# START OF The records

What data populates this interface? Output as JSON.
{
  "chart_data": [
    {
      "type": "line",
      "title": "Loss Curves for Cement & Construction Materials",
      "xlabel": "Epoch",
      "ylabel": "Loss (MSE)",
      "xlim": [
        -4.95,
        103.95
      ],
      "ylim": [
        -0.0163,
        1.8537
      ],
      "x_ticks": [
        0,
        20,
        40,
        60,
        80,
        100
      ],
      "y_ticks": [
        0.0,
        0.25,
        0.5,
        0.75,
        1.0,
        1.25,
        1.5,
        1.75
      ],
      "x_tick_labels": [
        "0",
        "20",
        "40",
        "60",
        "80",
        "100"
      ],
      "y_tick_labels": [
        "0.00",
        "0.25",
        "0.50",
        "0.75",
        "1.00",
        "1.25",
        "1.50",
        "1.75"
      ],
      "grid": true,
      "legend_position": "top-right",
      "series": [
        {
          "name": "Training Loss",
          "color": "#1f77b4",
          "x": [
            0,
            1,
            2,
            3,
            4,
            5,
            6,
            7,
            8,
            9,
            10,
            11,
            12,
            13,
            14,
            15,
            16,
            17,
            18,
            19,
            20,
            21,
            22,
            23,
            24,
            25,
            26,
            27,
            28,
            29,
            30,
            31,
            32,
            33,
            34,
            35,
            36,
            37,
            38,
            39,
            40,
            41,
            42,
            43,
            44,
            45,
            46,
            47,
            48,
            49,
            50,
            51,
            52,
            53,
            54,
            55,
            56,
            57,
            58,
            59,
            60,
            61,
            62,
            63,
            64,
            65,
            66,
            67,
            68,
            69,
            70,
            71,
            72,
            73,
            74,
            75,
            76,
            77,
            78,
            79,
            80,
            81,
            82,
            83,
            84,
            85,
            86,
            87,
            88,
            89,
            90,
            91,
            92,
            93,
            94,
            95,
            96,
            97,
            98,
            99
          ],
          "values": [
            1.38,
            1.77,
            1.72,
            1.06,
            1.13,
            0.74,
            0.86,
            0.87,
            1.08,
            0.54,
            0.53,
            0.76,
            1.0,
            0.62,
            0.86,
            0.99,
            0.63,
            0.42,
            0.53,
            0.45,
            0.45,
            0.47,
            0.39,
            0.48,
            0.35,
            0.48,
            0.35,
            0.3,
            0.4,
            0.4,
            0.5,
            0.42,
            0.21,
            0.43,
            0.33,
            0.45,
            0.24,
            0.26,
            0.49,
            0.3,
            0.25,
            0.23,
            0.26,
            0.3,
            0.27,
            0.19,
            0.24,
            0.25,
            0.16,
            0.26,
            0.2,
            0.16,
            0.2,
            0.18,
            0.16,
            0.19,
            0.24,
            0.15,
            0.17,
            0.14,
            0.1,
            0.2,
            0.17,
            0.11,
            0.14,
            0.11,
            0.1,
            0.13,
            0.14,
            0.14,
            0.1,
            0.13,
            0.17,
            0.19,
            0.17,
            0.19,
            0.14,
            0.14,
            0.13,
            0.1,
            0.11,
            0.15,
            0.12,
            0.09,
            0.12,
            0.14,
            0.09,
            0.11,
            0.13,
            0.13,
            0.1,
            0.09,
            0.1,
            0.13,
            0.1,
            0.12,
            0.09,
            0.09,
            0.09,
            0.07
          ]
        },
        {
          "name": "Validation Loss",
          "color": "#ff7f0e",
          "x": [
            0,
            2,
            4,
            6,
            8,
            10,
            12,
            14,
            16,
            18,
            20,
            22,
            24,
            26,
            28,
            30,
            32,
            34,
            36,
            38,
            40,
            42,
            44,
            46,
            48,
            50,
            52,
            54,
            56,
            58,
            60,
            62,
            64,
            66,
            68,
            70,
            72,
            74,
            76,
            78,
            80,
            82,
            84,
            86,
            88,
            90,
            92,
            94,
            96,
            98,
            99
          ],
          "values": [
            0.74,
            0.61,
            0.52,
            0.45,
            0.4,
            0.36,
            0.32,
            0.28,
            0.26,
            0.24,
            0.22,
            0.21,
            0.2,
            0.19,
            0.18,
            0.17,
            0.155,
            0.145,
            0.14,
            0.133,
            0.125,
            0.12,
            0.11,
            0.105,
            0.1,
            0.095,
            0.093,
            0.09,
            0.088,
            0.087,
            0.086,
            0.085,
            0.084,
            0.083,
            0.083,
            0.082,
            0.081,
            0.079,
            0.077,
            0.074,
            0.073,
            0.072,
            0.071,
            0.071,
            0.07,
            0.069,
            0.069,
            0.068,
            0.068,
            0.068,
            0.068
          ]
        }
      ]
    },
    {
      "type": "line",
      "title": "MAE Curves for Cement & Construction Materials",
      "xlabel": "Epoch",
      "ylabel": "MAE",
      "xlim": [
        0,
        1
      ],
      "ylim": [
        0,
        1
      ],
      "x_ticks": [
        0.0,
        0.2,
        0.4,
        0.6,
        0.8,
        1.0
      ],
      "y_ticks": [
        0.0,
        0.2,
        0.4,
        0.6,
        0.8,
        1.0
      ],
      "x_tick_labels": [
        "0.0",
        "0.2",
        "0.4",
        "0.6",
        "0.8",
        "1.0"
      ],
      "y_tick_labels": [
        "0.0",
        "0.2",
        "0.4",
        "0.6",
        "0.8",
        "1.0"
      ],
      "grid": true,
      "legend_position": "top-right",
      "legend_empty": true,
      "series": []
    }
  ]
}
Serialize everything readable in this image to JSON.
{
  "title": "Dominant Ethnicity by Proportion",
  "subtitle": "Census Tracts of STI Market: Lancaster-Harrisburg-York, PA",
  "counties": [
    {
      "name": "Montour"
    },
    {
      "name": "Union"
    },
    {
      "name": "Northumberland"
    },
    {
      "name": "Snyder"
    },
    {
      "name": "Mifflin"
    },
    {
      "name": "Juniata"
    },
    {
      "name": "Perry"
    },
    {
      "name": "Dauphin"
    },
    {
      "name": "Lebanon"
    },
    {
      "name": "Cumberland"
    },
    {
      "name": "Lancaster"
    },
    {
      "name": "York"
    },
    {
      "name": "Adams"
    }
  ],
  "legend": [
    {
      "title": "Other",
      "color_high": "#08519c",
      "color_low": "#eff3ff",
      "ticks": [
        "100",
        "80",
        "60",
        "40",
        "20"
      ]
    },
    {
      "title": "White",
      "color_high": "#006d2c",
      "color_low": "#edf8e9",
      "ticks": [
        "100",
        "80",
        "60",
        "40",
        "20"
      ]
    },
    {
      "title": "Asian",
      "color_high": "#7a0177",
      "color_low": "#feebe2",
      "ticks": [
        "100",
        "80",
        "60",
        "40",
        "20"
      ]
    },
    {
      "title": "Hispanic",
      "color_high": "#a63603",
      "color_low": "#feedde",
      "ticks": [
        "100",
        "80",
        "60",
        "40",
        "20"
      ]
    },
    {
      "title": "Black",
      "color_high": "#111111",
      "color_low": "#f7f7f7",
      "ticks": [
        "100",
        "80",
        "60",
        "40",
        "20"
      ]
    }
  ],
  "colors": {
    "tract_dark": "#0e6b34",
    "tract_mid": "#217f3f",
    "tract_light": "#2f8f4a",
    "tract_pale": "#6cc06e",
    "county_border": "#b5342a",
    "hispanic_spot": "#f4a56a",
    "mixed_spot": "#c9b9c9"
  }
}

# END OF The records

Show every line above in which the word "Loss" occurs.

# Written answer
      "title": "Loss Curves for Cement & Construction Materials",
      "ylabel": "Loss (MSE)",
          "name": "Training Loss",
          "name": "Validation Loss",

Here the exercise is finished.